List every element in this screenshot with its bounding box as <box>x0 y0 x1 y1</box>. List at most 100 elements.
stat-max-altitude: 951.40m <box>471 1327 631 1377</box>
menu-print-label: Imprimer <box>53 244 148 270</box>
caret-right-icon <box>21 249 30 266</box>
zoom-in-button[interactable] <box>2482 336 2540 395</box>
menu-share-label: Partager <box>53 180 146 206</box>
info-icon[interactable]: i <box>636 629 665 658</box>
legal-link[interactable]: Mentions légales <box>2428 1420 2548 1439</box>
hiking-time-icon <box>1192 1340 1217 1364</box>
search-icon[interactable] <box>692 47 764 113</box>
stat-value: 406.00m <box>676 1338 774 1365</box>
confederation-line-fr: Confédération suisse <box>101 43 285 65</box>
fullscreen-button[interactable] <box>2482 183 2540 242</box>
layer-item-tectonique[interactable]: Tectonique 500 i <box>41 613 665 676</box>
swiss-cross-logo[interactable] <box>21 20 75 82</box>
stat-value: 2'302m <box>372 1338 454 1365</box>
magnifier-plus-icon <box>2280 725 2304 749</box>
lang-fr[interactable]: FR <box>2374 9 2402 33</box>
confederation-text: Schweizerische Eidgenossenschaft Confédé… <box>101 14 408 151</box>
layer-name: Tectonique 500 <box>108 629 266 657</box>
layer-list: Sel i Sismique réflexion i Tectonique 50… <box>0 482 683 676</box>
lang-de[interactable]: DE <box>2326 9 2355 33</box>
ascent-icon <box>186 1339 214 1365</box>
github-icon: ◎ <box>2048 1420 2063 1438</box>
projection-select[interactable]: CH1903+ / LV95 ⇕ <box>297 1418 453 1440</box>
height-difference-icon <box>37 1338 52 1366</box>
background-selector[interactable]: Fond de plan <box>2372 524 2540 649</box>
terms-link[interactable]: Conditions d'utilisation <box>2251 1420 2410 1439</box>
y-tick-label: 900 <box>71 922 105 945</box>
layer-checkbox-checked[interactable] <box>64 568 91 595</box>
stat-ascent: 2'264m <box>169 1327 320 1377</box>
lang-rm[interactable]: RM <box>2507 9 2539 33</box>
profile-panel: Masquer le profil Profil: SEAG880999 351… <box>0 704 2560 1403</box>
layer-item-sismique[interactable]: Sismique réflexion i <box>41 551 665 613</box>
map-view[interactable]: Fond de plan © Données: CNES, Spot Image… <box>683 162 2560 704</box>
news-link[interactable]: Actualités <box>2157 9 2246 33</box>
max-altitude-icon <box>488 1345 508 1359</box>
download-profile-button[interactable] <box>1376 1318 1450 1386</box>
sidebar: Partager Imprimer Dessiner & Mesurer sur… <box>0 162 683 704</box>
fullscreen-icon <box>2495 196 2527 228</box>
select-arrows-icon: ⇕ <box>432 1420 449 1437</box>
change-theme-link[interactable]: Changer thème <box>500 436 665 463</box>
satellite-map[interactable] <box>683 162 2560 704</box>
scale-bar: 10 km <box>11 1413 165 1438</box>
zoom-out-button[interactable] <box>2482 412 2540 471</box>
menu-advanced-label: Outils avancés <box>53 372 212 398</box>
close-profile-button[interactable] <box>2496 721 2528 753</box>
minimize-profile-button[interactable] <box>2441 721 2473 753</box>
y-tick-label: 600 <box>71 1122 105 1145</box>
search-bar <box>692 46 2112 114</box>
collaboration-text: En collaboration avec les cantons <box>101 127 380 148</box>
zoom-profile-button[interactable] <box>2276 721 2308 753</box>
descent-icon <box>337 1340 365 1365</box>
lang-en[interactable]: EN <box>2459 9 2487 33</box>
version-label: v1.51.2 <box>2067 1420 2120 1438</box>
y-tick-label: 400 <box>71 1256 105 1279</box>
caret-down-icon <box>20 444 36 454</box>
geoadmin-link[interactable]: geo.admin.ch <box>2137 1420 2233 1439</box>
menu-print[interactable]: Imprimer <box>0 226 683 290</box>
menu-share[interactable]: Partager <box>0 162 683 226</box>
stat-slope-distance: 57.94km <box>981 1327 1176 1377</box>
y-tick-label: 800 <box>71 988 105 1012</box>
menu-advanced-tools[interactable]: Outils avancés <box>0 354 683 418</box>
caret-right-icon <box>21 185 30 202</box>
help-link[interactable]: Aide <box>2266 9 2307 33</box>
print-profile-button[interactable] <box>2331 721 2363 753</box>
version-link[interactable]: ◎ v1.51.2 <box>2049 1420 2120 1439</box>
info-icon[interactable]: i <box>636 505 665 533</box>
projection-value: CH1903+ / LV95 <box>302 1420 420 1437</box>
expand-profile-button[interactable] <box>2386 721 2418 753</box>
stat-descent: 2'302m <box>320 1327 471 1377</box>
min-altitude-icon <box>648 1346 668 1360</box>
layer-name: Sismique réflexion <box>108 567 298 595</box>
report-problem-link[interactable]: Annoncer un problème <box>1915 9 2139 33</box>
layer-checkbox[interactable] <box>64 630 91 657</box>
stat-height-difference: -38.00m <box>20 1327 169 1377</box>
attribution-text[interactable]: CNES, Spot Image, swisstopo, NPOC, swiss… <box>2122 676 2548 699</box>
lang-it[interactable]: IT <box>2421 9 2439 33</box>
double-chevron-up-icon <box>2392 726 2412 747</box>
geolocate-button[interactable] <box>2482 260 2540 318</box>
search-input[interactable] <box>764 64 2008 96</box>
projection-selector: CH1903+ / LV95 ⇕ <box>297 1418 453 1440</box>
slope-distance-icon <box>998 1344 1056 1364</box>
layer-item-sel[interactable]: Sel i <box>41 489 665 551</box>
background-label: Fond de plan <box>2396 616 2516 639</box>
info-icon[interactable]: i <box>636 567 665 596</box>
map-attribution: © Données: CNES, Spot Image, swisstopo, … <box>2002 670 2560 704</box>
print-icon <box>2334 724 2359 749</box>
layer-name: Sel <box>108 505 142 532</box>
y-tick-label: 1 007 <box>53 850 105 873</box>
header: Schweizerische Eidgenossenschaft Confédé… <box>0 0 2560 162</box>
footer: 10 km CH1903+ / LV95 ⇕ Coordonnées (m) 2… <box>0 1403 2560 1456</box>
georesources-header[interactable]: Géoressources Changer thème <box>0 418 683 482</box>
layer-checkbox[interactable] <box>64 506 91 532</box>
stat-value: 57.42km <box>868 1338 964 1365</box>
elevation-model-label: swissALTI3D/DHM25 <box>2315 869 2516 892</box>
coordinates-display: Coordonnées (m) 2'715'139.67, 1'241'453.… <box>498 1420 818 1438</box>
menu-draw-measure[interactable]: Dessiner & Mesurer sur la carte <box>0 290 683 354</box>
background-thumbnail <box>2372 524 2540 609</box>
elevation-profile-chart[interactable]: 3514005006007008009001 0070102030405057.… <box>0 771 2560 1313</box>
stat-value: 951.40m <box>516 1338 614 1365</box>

--------------------------------------------------

*DIRECTIVE*
Express everything from the start of the data down to the line containing "fullscreen-button[interactable] <box>2482 183", both ends included, as a JSON list of strings with one string per line and no blank lines.

*SOLUTION TO THIS TASK*
[
  "List every element in this screenshot with its bounding box as <box>x0 y0 x1 y1</box>. List at most 100 elements.",
  "stat-max-altitude: 951.40m <box>471 1327 631 1377</box>",
  "menu-print-label: Imprimer <box>53 244 148 270</box>",
  "caret-right-icon <box>21 249 30 266</box>",
  "zoom-in-button[interactable] <box>2482 336 2540 395</box>",
  "menu-share-label: Partager <box>53 180 146 206</box>",
  "info-icon[interactable]: i <box>636 629 665 658</box>",
  "legal-link[interactable]: Mentions légales <box>2428 1420 2548 1439</box>",
  "hiking-time-icon <box>1192 1340 1217 1364</box>",
  "search-icon[interactable] <box>692 47 764 113</box>",
  "stat-value: 406.00m <box>676 1338 774 1365</box>",
  "confederation-line-fr: Confédération suisse <box>101 43 285 65</box>",
  "fullscreen-button[interactable] <box>2482 183 2540 242</box>"
]